* **Task to carry out**: Look for the word "screenshot" in the entries below, then copy every line that has it.

* **Supplied entries**:
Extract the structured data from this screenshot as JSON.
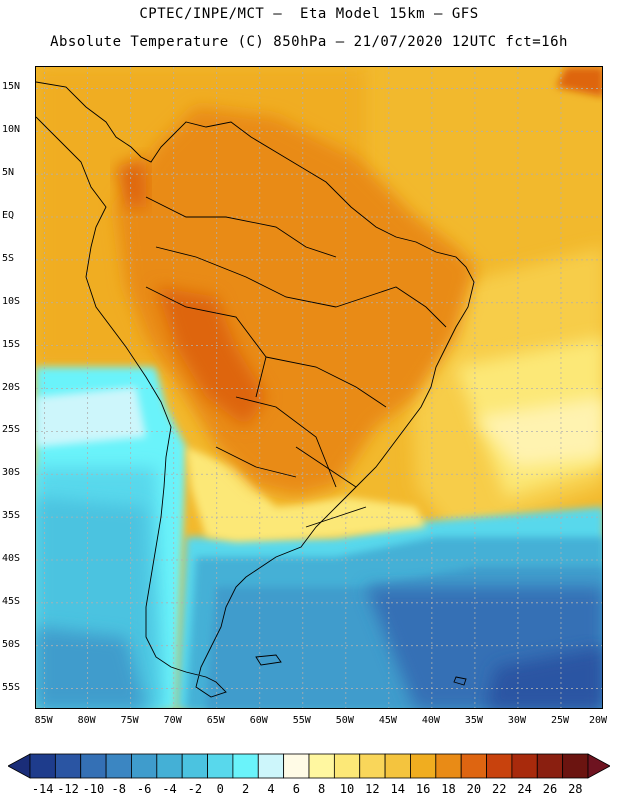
{
  "header": {
    "title_line1": "CPTEC/INPE/MCT –  Eta Model 15km – GFS",
    "title_line2": "Absolute Temperature (C) 850hPa – 21/07/2020 12UTC fct=16h"
  },
  "map": {
    "lat_labels": [
      "15N",
      "10N",
      "5N",
      "EQ",
      "5S",
      "10S",
      "15S",
      "20S",
      "25S",
      "30S",
      "35S",
      "40S",
      "45S",
      "50S",
      "55S"
    ],
    "lat_values": [
      15,
      10,
      5,
      0,
      -5,
      -10,
      -15,
      -20,
      -25,
      -30,
      -35,
      -40,
      -45,
      -50,
      -55
    ],
    "lon_labels": [
      "85W",
      "80W",
      "75W",
      "70W",
      "65W",
      "60W",
      "55W",
      "50W",
      "45W",
      "40W",
      "35W",
      "30W",
      "25W",
      "20W"
    ],
    "lon_values": [
      -85,
      -80,
      -75,
      -70,
      -65,
      -60,
      -55,
      -50,
      -45,
      -40,
      -35,
      -30,
      -25,
      -20
    ],
    "lat_range": [
      -57.5,
      17.5
    ],
    "lon_range": [
      -86,
      -20
    ]
  },
  "colorbar": {
    "labels": [
      "-14",
      "-12",
      "-10",
      "-8",
      "-6",
      "-4",
      "-2",
      "0",
      "2",
      "4",
      "6",
      "8",
      "10",
      "12",
      "14",
      "16",
      "18",
      "20",
      "22",
      "24",
      "26",
      "28"
    ],
    "colors": [
      "#1e3c8c",
      "#2a55a3",
      "#3470b5",
      "#3b86c2",
      "#3f9ccc",
      "#44b0d6",
      "#4bc3e0",
      "#58d8ec",
      "#6af3fa",
      "#cdf6fb",
      "#fffbe6",
      "#fff7a0",
      "#fce877",
      "#f9d65a",
      "#f4c43e",
      "#f0ad20",
      "#e98b16",
      "#de6511",
      "#c8420d",
      "#a82a0c",
      "#8a1f10",
      "#6b1410"
    ],
    "under_color": "#1a2d78",
    "over_color": "#6e1320"
  }
}
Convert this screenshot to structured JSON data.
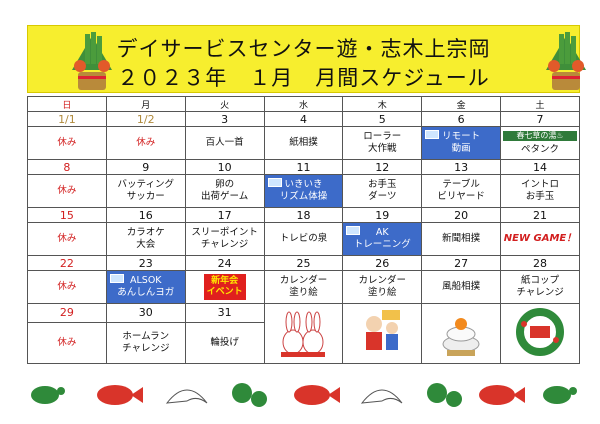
{
  "header": {
    "title_line1": "デイサービスセンター遊・志木上宗岡",
    "title_line2": "２０２３年　１月　月間スケジュール"
  },
  "weekdays": [
    "日",
    "月",
    "火",
    "水",
    "木",
    "金",
    "土"
  ],
  "weeks": [
    {
      "dates": [
        "1/1",
        "1/2",
        "3",
        "4",
        "5",
        "6",
        "7"
      ],
      "activities": [
        "休み",
        "休み",
        "百人一首",
        "紙相撲",
        "ローラー\n大作戦",
        "リモート\n動画",
        "ペタンク"
      ],
      "tag": "春七草の湯♨"
    },
    {
      "dates": [
        "8",
        "9",
        "10",
        "11",
        "12",
        "13",
        "14"
      ],
      "activities": [
        "休み",
        "バッティング\nサッカー",
        "卵の\n出荷ゲーム",
        "いきいき\nリズム体操",
        "お手玉\nダーツ",
        "テーブル\nビリヤード",
        "イントロ\nお手玉"
      ]
    },
    {
      "dates": [
        "15",
        "16",
        "17",
        "18",
        "19",
        "20",
        "21"
      ],
      "activities": [
        "休み",
        "カラオケ\n大会",
        "スリーポイント\nチャレンジ",
        "トレビの泉",
        "AK\nトレーニング",
        "新聞相撲",
        "NEW GAME！"
      ]
    },
    {
      "dates": [
        "22",
        "23",
        "24",
        "25",
        "26",
        "27",
        "28"
      ],
      "activities": [
        "休み",
        "ALSOK\nあんしんヨガ",
        "新年会\nイベント",
        "カレンダー\n塗り絵",
        "カレンダー\n塗り絵",
        "風船相撲",
        "紙コップ\nチャレンジ"
      ]
    },
    {
      "dates": [
        "29",
        "30",
        "31"
      ],
      "activities": [
        "休み",
        "ホームラン\nチャレンジ",
        "輪投げ"
      ]
    }
  ],
  "colors": {
    "header_bg": "#f7ee2e",
    "sunday": "#d21f1f",
    "highlight": "#3d6bc9",
    "event": "#e0201e"
  }
}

* **The result**:
Extract the structured data from this screenshot as JSON.
Convert this screenshot to structured JSON data.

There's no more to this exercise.